Say how many lines in the data below contain the word "name", and give no other text.

Given information
::::::::

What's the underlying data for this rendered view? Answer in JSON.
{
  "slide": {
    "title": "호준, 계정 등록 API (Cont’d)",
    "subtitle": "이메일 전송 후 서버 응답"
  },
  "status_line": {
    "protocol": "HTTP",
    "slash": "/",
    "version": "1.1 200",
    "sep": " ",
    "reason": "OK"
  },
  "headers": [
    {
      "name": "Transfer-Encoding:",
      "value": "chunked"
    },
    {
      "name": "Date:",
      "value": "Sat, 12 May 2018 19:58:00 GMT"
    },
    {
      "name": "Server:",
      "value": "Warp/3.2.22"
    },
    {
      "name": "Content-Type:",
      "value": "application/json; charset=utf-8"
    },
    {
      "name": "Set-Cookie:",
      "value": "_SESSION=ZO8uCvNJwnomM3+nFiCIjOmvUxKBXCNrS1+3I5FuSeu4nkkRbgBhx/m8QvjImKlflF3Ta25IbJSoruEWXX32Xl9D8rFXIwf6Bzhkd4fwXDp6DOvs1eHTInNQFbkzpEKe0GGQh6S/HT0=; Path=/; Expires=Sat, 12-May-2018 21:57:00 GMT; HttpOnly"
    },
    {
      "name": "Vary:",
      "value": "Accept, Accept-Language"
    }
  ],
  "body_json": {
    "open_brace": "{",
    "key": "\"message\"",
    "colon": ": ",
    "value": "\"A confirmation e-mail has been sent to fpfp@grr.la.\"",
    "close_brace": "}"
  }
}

::::::::

The completed task
6